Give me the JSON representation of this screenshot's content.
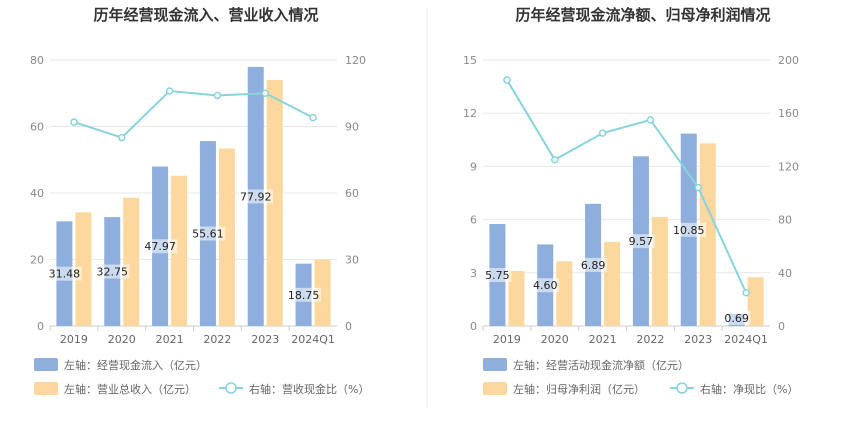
{
  "chart_data": [
    {
      "type": "bar",
      "title": "历年经营现金流入、营业收入情况",
      "categories": [
        "2019",
        "2020",
        "2021",
        "2022",
        "2023",
        "2024Q1"
      ],
      "left_axis": {
        "ticks": [
          "0",
          "20",
          "40",
          "60",
          "80"
        ],
        "ylim": [
          0,
          80
        ]
      },
      "right_axis": {
        "ticks": [
          "0",
          "30",
          "60",
          "90",
          "120"
        ],
        "ylim": [
          0,
          120
        ]
      },
      "series": [
        {
          "name": "左轴：经营现金流入（亿元）",
          "axis": "left",
          "kind": "bar",
          "color": "#8eaedd",
          "values": [
            31.48,
            32.75,
            47.97,
            55.61,
            77.92,
            18.75
          ],
          "labels": [
            "31.48",
            "32.75",
            "47.97",
            "55.61",
            "77.92",
            "18.75"
          ]
        },
        {
          "name": "左轴：营业总收入（亿元）",
          "axis": "left",
          "kind": "bar",
          "color": "#fdd89e",
          "values": [
            34.2,
            38.6,
            45.2,
            53.4,
            74.0,
            20.0
          ]
        },
        {
          "name": "右轴：营收现金比（%）",
          "axis": "right",
          "kind": "line",
          "color": "#88d4dc",
          "values": [
            92,
            85,
            106,
            104,
            105,
            94
          ]
        }
      ],
      "grid": true
    },
    {
      "type": "bar",
      "title": "历年经营现金流净额、归母净利润情况",
      "categories": [
        "2019",
        "2020",
        "2021",
        "2022",
        "2023",
        "2024Q1"
      ],
      "left_axis": {
        "ticks": [
          "0",
          "3",
          "6",
          "9",
          "12",
          "15"
        ],
        "ylim": [
          0,
          15
        ]
      },
      "right_axis": {
        "ticks": [
          "0",
          "40",
          "80",
          "120",
          "160",
          "200"
        ],
        "ylim": [
          0,
          200
        ]
      },
      "series": [
        {
          "name": "左轴：经营活动现金流净额（亿元）",
          "axis": "left",
          "kind": "bar",
          "color": "#8eaedd",
          "values": [
            5.75,
            4.6,
            6.89,
            9.57,
            10.85,
            0.69
          ],
          "labels": [
            "5.75",
            "4.60",
            "6.89",
            "9.57",
            "10.85",
            "0.69"
          ]
        },
        {
          "name": "左轴：归母净利润（亿元）",
          "axis": "left",
          "kind": "bar",
          "color": "#fdd89e",
          "values": [
            3.1,
            3.65,
            4.75,
            6.15,
            10.3,
            2.75
          ]
        },
        {
          "name": "右轴：净现比（%）",
          "axis": "right",
          "kind": "line",
          "color": "#88d4dc",
          "values": [
            185,
            125,
            145,
            155,
            104,
            25
          ]
        }
      ],
      "grid": true
    }
  ]
}
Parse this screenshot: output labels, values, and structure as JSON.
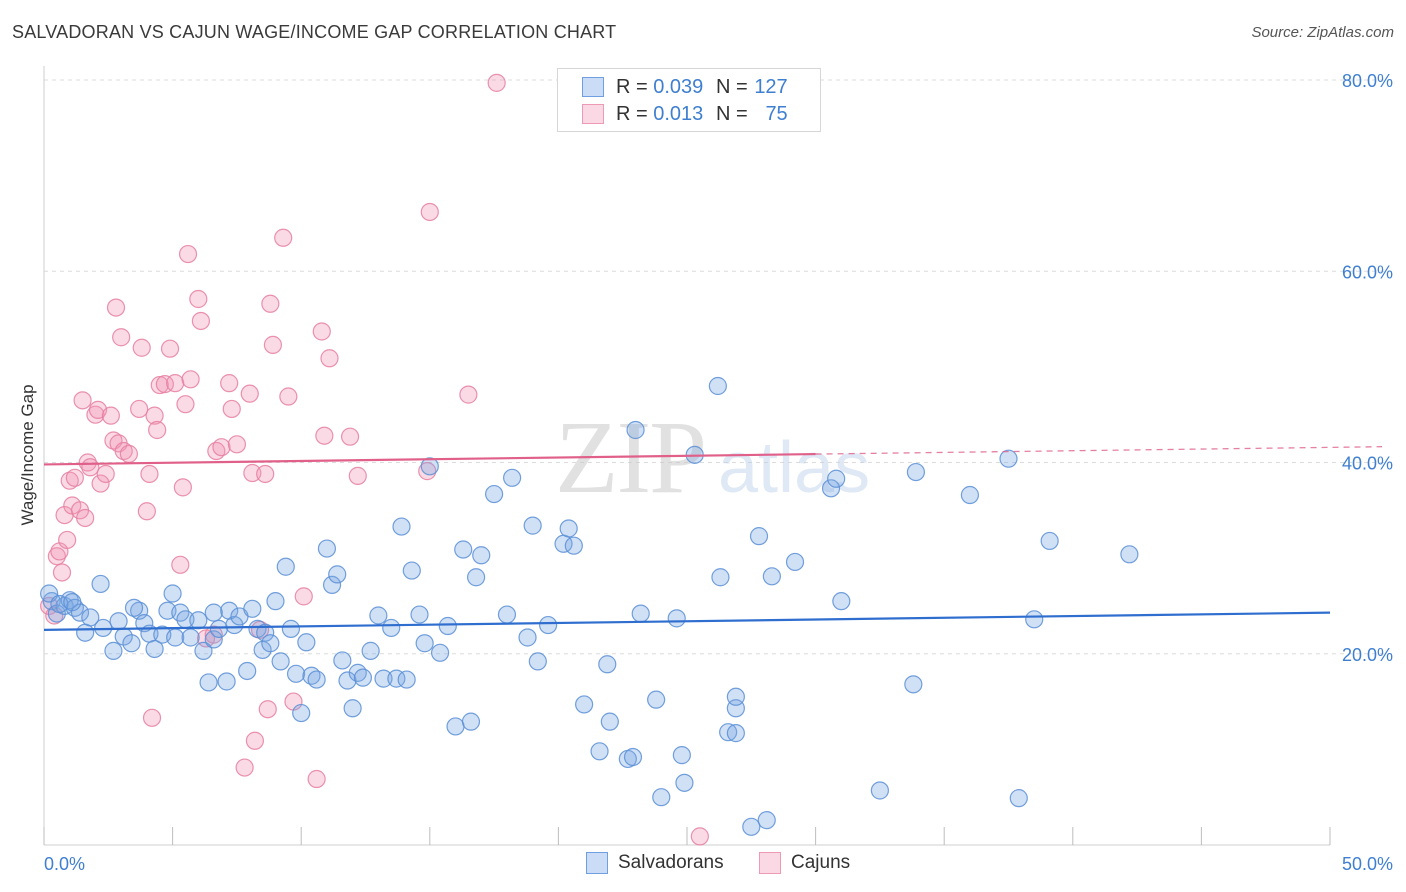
{
  "header": {
    "title": "SALVADORAN VS CAJUN WAGE/INCOME GAP CORRELATION CHART",
    "source": "Source: ZipAtlas.com"
  },
  "colors": {
    "blue": "#5b8fd6",
    "blue_fill": "rgba(120,165,225,0.35)",
    "blue_line": "#2f6ecf",
    "pink": "#e67fa0",
    "pink_fill": "rgba(240,150,180,0.35)",
    "pink_line": "#e0608a",
    "axis_text": "#3f7fd0"
  },
  "legend": {
    "rows": [
      {
        "r_label": "R = ",
        "r_value": "0.039",
        "n_label": "N = ",
        "n_value": "127"
      },
      {
        "r_label": "R = ",
        "r_value": "0.013",
        "n_label": "N = ",
        "n_value": "75"
      }
    ]
  },
  "bottom_legend": {
    "items": [
      {
        "label": "Salvadorans"
      },
      {
        "label": "Cajuns"
      }
    ]
  },
  "chart_data": {
    "type": "scatter",
    "title": "SALVADORAN VS CAJUN WAGE/INCOME GAP CORRELATION CHART",
    "ylabel": "Wage/Income Gap",
    "xlabel": "",
    "xlim": [
      0,
      50
    ],
    "ylim": [
      0,
      80
    ],
    "x_tick_labels": [
      "0.0%",
      "50.0%"
    ],
    "y_ticks": [
      20,
      40,
      60,
      80
    ],
    "y_tick_labels": [
      "20.0%",
      "40.0%",
      "60.0%",
      "80.0%"
    ],
    "grid": true,
    "watermark": "ZIPatlas",
    "series": [
      {
        "name": "Salvadorans",
        "trend": {
          "x": [
            0,
            50
          ],
          "y": [
            22.5,
            24.3
          ]
        },
        "points": [
          [
            0.3,
            25.5
          ],
          [
            0.5,
            24.2
          ],
          [
            0.8,
            25.0
          ],
          [
            1.0,
            25.6
          ],
          [
            1.2,
            24.8
          ],
          [
            1.4,
            24.3
          ],
          [
            1.6,
            22.2
          ],
          [
            1.8,
            23.8
          ],
          [
            2.3,
            22.7
          ],
          [
            2.7,
            20.3
          ],
          [
            2.9,
            23.4
          ],
          [
            3.1,
            21.8
          ],
          [
            3.4,
            21.1
          ],
          [
            3.7,
            24.5
          ],
          [
            3.9,
            23.2
          ],
          [
            4.1,
            22.1
          ],
          [
            4.3,
            20.5
          ],
          [
            4.6,
            22.0
          ],
          [
            4.8,
            24.5
          ],
          [
            5.0,
            26.3
          ],
          [
            5.1,
            21.7
          ],
          [
            5.3,
            24.3
          ],
          [
            5.5,
            23.6
          ],
          [
            5.7,
            21.7
          ],
          [
            6.0,
            23.5
          ],
          [
            6.2,
            20.3
          ],
          [
            6.4,
            17.0
          ],
          [
            6.6,
            21.5
          ],
          [
            6.8,
            22.6
          ],
          [
            7.1,
            17.1
          ],
          [
            7.2,
            24.5
          ],
          [
            7.4,
            23.0
          ],
          [
            7.6,
            23.9
          ],
          [
            7.9,
            18.2
          ],
          [
            8.1,
            24.7
          ],
          [
            8.3,
            22.6
          ],
          [
            8.5,
            20.4
          ],
          [
            8.6,
            22.2
          ],
          [
            8.8,
            21.1
          ],
          [
            9.0,
            25.5
          ],
          [
            9.2,
            19.2
          ],
          [
            9.4,
            29.1
          ],
          [
            9.6,
            22.6
          ],
          [
            9.8,
            17.9
          ],
          [
            10.0,
            13.8
          ],
          [
            10.2,
            21.2
          ],
          [
            10.4,
            17.7
          ],
          [
            10.6,
            17.3
          ],
          [
            11.0,
            31.0
          ],
          [
            11.2,
            27.2
          ],
          [
            11.4,
            28.3
          ],
          [
            11.6,
            19.3
          ],
          [
            11.8,
            17.2
          ],
          [
            12.0,
            14.3
          ],
          [
            12.2,
            18.0
          ],
          [
            12.4,
            17.5
          ],
          [
            12.7,
            20.3
          ],
          [
            13.0,
            24.0
          ],
          [
            13.2,
            17.4
          ],
          [
            13.5,
            22.7
          ],
          [
            13.7,
            17.4
          ],
          [
            13.9,
            33.3
          ],
          [
            14.1,
            17.3
          ],
          [
            14.3,
            28.7
          ],
          [
            14.6,
            24.1
          ],
          [
            14.8,
            21.1
          ],
          [
            15.0,
            39.6
          ],
          [
            15.4,
            20.1
          ],
          [
            15.7,
            22.9
          ],
          [
            16.0,
            12.4
          ],
          [
            16.3,
            30.9
          ],
          [
            16.6,
            12.9
          ],
          [
            16.8,
            28.0
          ],
          [
            17.0,
            30.3
          ],
          [
            17.5,
            36.7
          ],
          [
            18.0,
            24.1
          ],
          [
            18.2,
            38.4
          ],
          [
            18.8,
            21.7
          ],
          [
            19.0,
            33.4
          ],
          [
            19.2,
            19.2
          ],
          [
            19.6,
            23.0
          ],
          [
            20.2,
            31.5
          ],
          [
            20.4,
            33.1
          ],
          [
            20.6,
            31.3
          ],
          [
            21.0,
            14.7
          ],
          [
            21.6,
            9.8
          ],
          [
            21.9,
            18.9
          ],
          [
            22.0,
            12.9
          ],
          [
            22.7,
            9.0
          ],
          [
            22.9,
            9.2
          ],
          [
            23.0,
            43.4
          ],
          [
            23.2,
            24.2
          ],
          [
            23.8,
            15.2
          ],
          [
            24.0,
            5.0
          ],
          [
            24.6,
            23.7
          ],
          [
            24.8,
            9.4
          ],
          [
            24.9,
            6.5
          ],
          [
            25.3,
            40.8
          ],
          [
            26.2,
            48.0
          ],
          [
            26.3,
            28.0
          ],
          [
            26.6,
            11.8
          ],
          [
            26.9,
            11.7
          ],
          [
            26.9,
            14.3
          ],
          [
            26.9,
            15.5
          ],
          [
            27.5,
            1.9
          ],
          [
            27.8,
            32.3
          ],
          [
            28.1,
            2.6
          ],
          [
            28.3,
            28.1
          ],
          [
            29.2,
            29.6
          ],
          [
            30.6,
            37.3
          ],
          [
            30.8,
            38.3
          ],
          [
            31.0,
            25.5
          ],
          [
            32.5,
            5.7
          ],
          [
            33.8,
            16.8
          ],
          [
            33.9,
            39.0
          ],
          [
            36.0,
            36.6
          ],
          [
            37.5,
            40.4
          ],
          [
            37.9,
            4.9
          ],
          [
            38.5,
            23.6
          ],
          [
            39.1,
            31.8
          ],
          [
            42.2,
            30.4
          ],
          [
            0.2,
            26.3
          ],
          [
            0.6,
            25.2
          ],
          [
            1.1,
            25.4
          ],
          [
            2.2,
            27.3
          ],
          [
            3.5,
            24.8
          ],
          [
            6.6,
            24.3
          ]
        ]
      },
      {
        "name": "Cajuns",
        "trend": {
          "x": [
            0,
            50
          ],
          "y": [
            39.8,
            41.6
          ]
        },
        "points": [
          [
            0.2,
            25.0
          ],
          [
            0.4,
            24.0
          ],
          [
            0.5,
            30.2
          ],
          [
            0.6,
            30.7
          ],
          [
            0.7,
            28.5
          ],
          [
            0.8,
            34.5
          ],
          [
            0.9,
            31.9
          ],
          [
            1.0,
            38.1
          ],
          [
            1.1,
            35.5
          ],
          [
            1.2,
            38.4
          ],
          [
            1.4,
            35.0
          ],
          [
            1.5,
            46.5
          ],
          [
            1.6,
            34.2
          ],
          [
            1.7,
            40.0
          ],
          [
            1.8,
            39.5
          ],
          [
            2.0,
            45.0
          ],
          [
            2.1,
            45.5
          ],
          [
            2.2,
            37.8
          ],
          [
            2.4,
            38.8
          ],
          [
            2.6,
            44.9
          ],
          [
            2.7,
            42.3
          ],
          [
            2.8,
            56.2
          ],
          [
            2.9,
            42.0
          ],
          [
            3.0,
            53.1
          ],
          [
            3.1,
            41.2
          ],
          [
            3.3,
            40.9
          ],
          [
            3.7,
            45.6
          ],
          [
            3.8,
            52.0
          ],
          [
            4.0,
            34.9
          ],
          [
            4.1,
            38.8
          ],
          [
            4.2,
            13.3
          ],
          [
            4.3,
            44.9
          ],
          [
            4.4,
            43.4
          ],
          [
            4.5,
            48.1
          ],
          [
            4.7,
            48.2
          ],
          [
            4.9,
            51.9
          ],
          [
            5.1,
            48.3
          ],
          [
            5.3,
            29.3
          ],
          [
            5.4,
            37.4
          ],
          [
            5.5,
            46.1
          ],
          [
            5.6,
            61.8
          ],
          [
            5.7,
            48.7
          ],
          [
            6.0,
            57.1
          ],
          [
            6.1,
            54.8
          ],
          [
            6.3,
            21.6
          ],
          [
            6.6,
            22.0
          ],
          [
            6.7,
            41.2
          ],
          [
            6.9,
            41.6
          ],
          [
            7.2,
            48.3
          ],
          [
            7.3,
            45.6
          ],
          [
            7.5,
            41.9
          ],
          [
            7.8,
            8.1
          ],
          [
            8.0,
            47.2
          ],
          [
            8.1,
            38.9
          ],
          [
            8.2,
            10.9
          ],
          [
            8.4,
            22.5
          ],
          [
            8.6,
            38.8
          ],
          [
            8.7,
            14.2
          ],
          [
            8.8,
            56.6
          ],
          [
            8.9,
            52.3
          ],
          [
            9.3,
            63.5
          ],
          [
            9.5,
            46.9
          ],
          [
            9.7,
            15.0
          ],
          [
            10.1,
            26.0
          ],
          [
            10.6,
            6.9
          ],
          [
            10.8,
            53.7
          ],
          [
            10.9,
            42.8
          ],
          [
            11.1,
            50.9
          ],
          [
            11.9,
            42.7
          ],
          [
            12.2,
            38.6
          ],
          [
            14.9,
            39.1
          ],
          [
            15.0,
            66.2
          ],
          [
            16.5,
            47.1
          ],
          [
            17.6,
            79.7
          ],
          [
            25.5,
            0.9
          ]
        ]
      }
    ]
  }
}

_What to produce_:
In the entries above, find each line with the string "title" and copy it.

_Task solution_:
      "title": "历年经营现金流入、营业收入情况",
      "title": "历年经营现金流净额、归母净利润情况",
    "title": "SALVADORAN VS CAJUN WAGE/INCOME GAP CORRELATION CHART",
    "title": "SALVADORAN VS CAJUN WAGE/INCOME GAP CORRELATION CHART",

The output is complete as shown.